WRITTEN INSTRUCTION
Copy the data below word for word, starting at the line that contains "- column-header-cell: [169, 12, 180, 66]" and stopping after the line that contains "- table-cell: [241, 248, 252, 254]".

DATA TO PROCESS
--------------------------------
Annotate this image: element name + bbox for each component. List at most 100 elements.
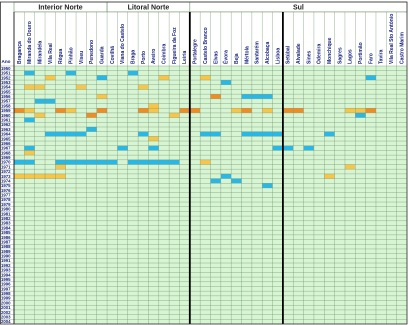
- column-header-cell: [169, 12, 180, 66]
- table-cell: [138, 155, 149, 160]
- table-cell: [375, 291, 387, 296]
- table-cell: [24, 202, 35, 207]
- table-cell: [396, 197, 407, 203]
- table-cell: [148, 136, 159, 142]
- table-cell: [241, 248, 252, 254]
- table-cell: [189, 108, 201, 113]
- table-cell: [34, 309, 46, 315]
- table-cell: [334, 126, 345, 132]
- table-cell: [96, 248, 108, 254]
- table-cell: [189, 216, 201, 221]
- table-cell: [14, 211, 25, 217]
- table-cell: [76, 178, 87, 184]
- table-cell: [24, 239, 35, 245]
- table-cell: [86, 112, 97, 118]
- table-cell: [45, 230, 56, 235]
- table-cell: [107, 234, 118, 240]
- table-cell: [117, 145, 128, 151]
- table-cell: [293, 300, 304, 306]
- table-cell: [55, 216, 66, 221]
- table-cell: [324, 84, 335, 90]
- table-cell: [45, 244, 56, 249]
- table-cell: [148, 131, 159, 137]
- table-cell: [200, 150, 211, 156]
- table-cell: [365, 314, 376, 320]
- table-cell: [282, 66, 294, 71]
- table-cell: [127, 122, 139, 127]
- table-cell: [251, 183, 263, 188]
- table-cell: [65, 244, 77, 249]
- table-cell: [396, 272, 407, 278]
- table-cell: [375, 112, 387, 118]
- table-cell: [396, 155, 407, 160]
- table-cell: [76, 122, 87, 127]
- table-cell: [179, 66, 190, 71]
- column-header-label: Évora: [222, 50, 230, 64]
- table-cell: [313, 211, 325, 217]
- table-cell: [189, 300, 201, 306]
- table-cell: [282, 239, 294, 245]
- table-cell: [169, 197, 180, 203]
- table-cell: [158, 291, 170, 296]
- table-cell: [324, 98, 335, 104]
- table-cell: [272, 281, 283, 287]
- table-cell: [334, 319, 345, 324]
- table-cell: [220, 230, 232, 235]
- table-cell: [293, 164, 304, 170]
- table-cell: [241, 277, 252, 282]
- table-cell: [65, 277, 77, 282]
- table-cell: [86, 272, 97, 278]
- table-cell: [324, 314, 335, 320]
- table-cell: [127, 155, 139, 160]
- table-cell: [107, 145, 118, 151]
- table-cell: [45, 225, 56, 231]
- table-cell: [169, 136, 180, 142]
- table-cell: [365, 267, 376, 273]
- table-cell: [169, 173, 180, 179]
- table-cell: [45, 84, 56, 90]
- table-cell: [303, 267, 314, 273]
- table-cell: [262, 75, 273, 81]
- table-cell: [293, 244, 304, 249]
- table-cell: [324, 178, 335, 184]
- table-cell: [34, 286, 46, 292]
- table-cell: [96, 117, 108, 123]
- table-cell: [386, 122, 397, 127]
- table-cell: [303, 225, 314, 231]
- table-cell: [34, 291, 46, 296]
- table-cell: [138, 239, 149, 245]
- table-cell: [396, 145, 407, 151]
- table-cell: [76, 70, 87, 76]
- table-cell: [158, 136, 170, 142]
- table-cell: [169, 319, 180, 324]
- table-cell: [138, 319, 149, 324]
- column-header-cell: [117, 12, 128, 66]
- table-cell: [45, 220, 56, 226]
- table-cell: [86, 314, 97, 320]
- table-cell: [293, 192, 304, 198]
- table-cell: [293, 267, 304, 273]
- table-cell: [200, 84, 211, 90]
- table-cell: [189, 117, 201, 123]
- table-cell: [262, 80, 273, 85]
- table-cell: [24, 272, 35, 278]
- year-label: 1970: [1, 160, 11, 165]
- table-cell: [313, 202, 325, 207]
- table-cell: [334, 108, 345, 113]
- table-cell: [324, 150, 335, 156]
- table-cell: [14, 277, 25, 282]
- column-header-label: Monchique: [327, 37, 333, 64]
- table-cell: [127, 202, 139, 207]
- table-cell: [55, 230, 66, 235]
- table-cell: [179, 75, 190, 81]
- table-cell: [189, 220, 201, 226]
- table-cell: [189, 173, 201, 179]
- table-cell: [24, 164, 35, 170]
- table-cell: [45, 70, 56, 76]
- table-cell: [107, 263, 118, 268]
- table-cell: [365, 239, 376, 245]
- table-cell: [324, 211, 335, 217]
- table-cell: [396, 75, 407, 81]
- table-cell: [282, 314, 294, 320]
- table-cell: [107, 136, 118, 142]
--------------------------------
OUTPUT OF THE EXERCISE
- column-header-cell: [169, 12, 180, 66]
- table-cell: [138, 155, 149, 160]
- table-cell: [375, 291, 387, 296]
- table-cell: [24, 202, 35, 207]
- table-cell: [396, 197, 407, 203]
- table-cell: [148, 136, 159, 142]
- table-cell: [241, 248, 252, 254]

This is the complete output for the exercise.